### SECCIÓN DEL DOCUMENTO:
──────────

Lo que debía construirse “en la ysla de Saltés donde dizen la Cascajera” no era únicamente una torre, sino “torre y reduto (sic)”. Se trata, por lo tanto, de una propuesta defensiva bastante singular con respecto a las restantes edificaciones proyectadas u ordenadas por Malgrá y Bravo de Lagunas en su periplo onubense de 1577. La torre debía tener planta cuadrada, en lo que también iba a distinguirse de los demás proyectos, con doble cámara, y estaba pensada para montar artillería. Teniendo en cuenta las dudosas condiciones de solidez del suelo arenoso, el ingeniero planteaba cimentar la torre en una plataforma cuadrada de 10,60 metros de lado realizada con buenos materiales. Aunque desconocemos su profundidad, esta estructura de 112,10 metros cuadrados de superficie debería sobresalir al menos medio metro sobre el suelo. Sobre este fundamento, y dejando desde el borde unos 55 centímetros de talud o alambor, debía alzarse una torre cuadrada de 9,50 metros de lado y poco más de 13 de altura, quedando las cuatro esquinas achaflanadas y reforzadas con ladrillo. Insistamos nuevamente en lo inusual que resulta en esta fase del proyecto de las torres la adopción de este modelo de atalaya cuadrangular que, si atendemos a la disposición de las esquinas, habría presentado cierto aspecto ochavado.
En alzado, la torre debía contar con un primer tramo totalmente macizo de 5 metros, altura a la que se situaría la puerta elevada y el zaguán de entrada a la primera cámara. A partir de esa cota se levantaría la primera estancia, de tres metros de altura y con muros de 2,50 metros de grosor. Según las condiciones proyectadas, el espacio interior de esta estancia sería un cuadrado de 4,50 metros de lado cubierto con bóveda de aristas, alcanzando su clave los 3,60 metros y arrancando los estribos a 1,80 metros desde el suelo de la cámara. Dicha cubierta debería tener un ladrillo de espesor, lo suficiente para sostener una gruesa torta de 83 centímetros, formada con cal y arena, que sería el suelo de la cámara superior. La escalera de subida a esta estancia sería desde el interior, adosada al muro y de 70 centímetros de ancho.

──────────

### INSTRUCCIONES DE TRABAJO:
Transcribe sin cambios, del texto sobre la torre de Saltés, todo lo que va desde "En alzado, la" hasta "centímetros de ancho.", con ambos extremos incluidos.

──────────

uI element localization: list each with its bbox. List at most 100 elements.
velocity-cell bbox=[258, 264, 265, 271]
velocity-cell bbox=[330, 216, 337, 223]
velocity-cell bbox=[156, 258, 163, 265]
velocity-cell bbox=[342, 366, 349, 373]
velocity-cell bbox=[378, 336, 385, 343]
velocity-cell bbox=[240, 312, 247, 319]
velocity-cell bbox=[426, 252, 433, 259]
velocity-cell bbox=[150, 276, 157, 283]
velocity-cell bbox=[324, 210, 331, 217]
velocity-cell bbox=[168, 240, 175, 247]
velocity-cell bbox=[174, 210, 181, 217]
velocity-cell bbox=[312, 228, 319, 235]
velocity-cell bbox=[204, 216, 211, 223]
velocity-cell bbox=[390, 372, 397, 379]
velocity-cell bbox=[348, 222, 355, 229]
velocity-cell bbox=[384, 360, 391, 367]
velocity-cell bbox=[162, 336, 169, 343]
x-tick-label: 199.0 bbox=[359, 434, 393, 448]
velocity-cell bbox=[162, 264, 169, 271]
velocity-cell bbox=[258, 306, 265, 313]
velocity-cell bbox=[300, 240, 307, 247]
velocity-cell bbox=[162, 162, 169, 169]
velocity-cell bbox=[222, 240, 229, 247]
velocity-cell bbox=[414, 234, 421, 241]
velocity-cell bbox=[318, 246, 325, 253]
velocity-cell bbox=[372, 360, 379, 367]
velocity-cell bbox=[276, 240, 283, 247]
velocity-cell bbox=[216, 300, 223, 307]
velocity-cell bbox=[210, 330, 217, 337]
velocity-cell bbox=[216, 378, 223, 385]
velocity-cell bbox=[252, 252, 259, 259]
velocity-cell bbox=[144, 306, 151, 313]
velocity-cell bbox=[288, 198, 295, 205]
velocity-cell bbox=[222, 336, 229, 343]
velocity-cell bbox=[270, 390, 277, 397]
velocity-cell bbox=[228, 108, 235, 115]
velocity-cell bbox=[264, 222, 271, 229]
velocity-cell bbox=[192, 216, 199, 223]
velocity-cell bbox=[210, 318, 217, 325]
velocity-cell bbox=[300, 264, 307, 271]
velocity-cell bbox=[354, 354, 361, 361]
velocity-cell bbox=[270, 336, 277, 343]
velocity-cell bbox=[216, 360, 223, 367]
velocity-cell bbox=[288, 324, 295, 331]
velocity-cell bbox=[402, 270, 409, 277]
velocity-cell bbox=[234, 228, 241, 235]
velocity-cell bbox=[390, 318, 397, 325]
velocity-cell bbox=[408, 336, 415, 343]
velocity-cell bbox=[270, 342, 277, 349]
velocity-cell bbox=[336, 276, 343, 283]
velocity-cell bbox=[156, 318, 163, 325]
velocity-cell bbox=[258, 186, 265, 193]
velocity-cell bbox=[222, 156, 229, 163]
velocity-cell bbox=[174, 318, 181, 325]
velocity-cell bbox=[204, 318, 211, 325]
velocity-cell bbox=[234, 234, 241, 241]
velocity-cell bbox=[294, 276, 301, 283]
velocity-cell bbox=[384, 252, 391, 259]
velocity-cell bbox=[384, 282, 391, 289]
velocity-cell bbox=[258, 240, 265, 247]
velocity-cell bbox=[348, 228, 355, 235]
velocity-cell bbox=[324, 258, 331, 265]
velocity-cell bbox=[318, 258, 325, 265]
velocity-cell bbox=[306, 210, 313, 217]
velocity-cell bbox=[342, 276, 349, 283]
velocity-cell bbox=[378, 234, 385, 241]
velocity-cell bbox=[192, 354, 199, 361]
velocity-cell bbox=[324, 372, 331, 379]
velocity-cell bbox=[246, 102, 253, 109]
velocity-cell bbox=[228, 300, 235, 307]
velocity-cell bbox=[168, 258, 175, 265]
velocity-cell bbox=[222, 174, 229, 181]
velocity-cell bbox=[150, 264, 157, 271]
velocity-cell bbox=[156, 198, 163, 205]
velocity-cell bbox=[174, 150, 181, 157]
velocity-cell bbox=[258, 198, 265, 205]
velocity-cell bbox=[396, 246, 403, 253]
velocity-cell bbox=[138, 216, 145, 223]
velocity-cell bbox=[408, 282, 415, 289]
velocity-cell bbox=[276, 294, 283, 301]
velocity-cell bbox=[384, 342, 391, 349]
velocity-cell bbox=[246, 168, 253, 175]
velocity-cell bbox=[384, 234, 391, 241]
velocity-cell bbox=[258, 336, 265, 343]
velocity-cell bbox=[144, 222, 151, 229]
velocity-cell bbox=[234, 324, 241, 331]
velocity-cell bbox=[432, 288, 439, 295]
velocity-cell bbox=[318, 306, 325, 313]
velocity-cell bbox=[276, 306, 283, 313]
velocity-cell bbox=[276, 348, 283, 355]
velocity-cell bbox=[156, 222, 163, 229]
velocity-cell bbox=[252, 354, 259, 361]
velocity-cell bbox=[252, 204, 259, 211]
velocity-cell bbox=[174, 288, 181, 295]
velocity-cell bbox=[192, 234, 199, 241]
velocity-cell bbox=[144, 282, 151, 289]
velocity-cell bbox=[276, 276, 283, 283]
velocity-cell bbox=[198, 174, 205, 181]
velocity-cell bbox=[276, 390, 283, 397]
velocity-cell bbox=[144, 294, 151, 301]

──────────

### RESPUESTA COMPLETA:
En alzado, la torre debía contar con un primer tramo totalmente macizo de 5 metros, altura a la que se situaría la puerta elevada y el zaguán de entrada a la primera cámara. A partir de esa cota se levantaría la primera estancia, de tres metros de altura y con muros de 2,50 metros de grosor. Según las condiciones proyectadas, el espacio interior de esta estancia sería un cuadrado de 4,50 metros de lado cubierto con bóveda de aristas, alcanzando su clave los 3,60 metros y arrancando los estribos a 1,80 metros desde el suelo de la cámara. Dicha cubierta debería tener un ladrillo de espesor, lo suficiente para sostener una gruesa torta de 83 centímetros, formada con cal y arena, que sería el suelo de la cámara superior. La escalera de subida a esta estancia sería desde el interior, adosada al muro y de 70 centímetros de ancho.